§ What you are asked to do:
Pull out every line in the data that has the string "icon" in it.

§ Record set:
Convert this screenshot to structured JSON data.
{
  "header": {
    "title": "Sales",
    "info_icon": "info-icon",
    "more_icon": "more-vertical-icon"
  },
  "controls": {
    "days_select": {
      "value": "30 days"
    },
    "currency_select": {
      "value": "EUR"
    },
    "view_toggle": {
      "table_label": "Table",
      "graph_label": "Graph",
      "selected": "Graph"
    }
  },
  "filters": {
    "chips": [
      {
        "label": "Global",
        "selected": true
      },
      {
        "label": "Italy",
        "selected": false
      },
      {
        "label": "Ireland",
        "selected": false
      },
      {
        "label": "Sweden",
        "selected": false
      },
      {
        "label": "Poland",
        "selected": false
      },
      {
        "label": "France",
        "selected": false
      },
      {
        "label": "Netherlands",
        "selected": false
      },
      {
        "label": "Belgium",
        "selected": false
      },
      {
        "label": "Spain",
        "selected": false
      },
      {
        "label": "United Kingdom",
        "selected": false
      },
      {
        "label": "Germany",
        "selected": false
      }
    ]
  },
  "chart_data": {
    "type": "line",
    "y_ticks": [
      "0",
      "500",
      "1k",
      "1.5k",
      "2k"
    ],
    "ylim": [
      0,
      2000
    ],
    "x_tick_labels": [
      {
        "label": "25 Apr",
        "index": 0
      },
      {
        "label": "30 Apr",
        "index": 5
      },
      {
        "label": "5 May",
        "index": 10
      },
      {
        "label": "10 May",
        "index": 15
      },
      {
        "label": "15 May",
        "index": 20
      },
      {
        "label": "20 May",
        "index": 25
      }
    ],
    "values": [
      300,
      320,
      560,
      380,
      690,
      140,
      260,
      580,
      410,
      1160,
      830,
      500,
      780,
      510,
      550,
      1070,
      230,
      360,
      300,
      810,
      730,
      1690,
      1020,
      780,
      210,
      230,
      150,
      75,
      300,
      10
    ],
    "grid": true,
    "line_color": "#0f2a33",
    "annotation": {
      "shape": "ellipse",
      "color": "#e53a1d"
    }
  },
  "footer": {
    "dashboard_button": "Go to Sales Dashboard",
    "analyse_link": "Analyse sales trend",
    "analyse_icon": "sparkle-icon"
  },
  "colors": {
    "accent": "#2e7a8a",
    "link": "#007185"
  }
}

§ Answer in full:
    "info_icon": "info-icon",
    "more_icon": "more-vertical-icon"
    "analyse_icon": "sparkle-icon"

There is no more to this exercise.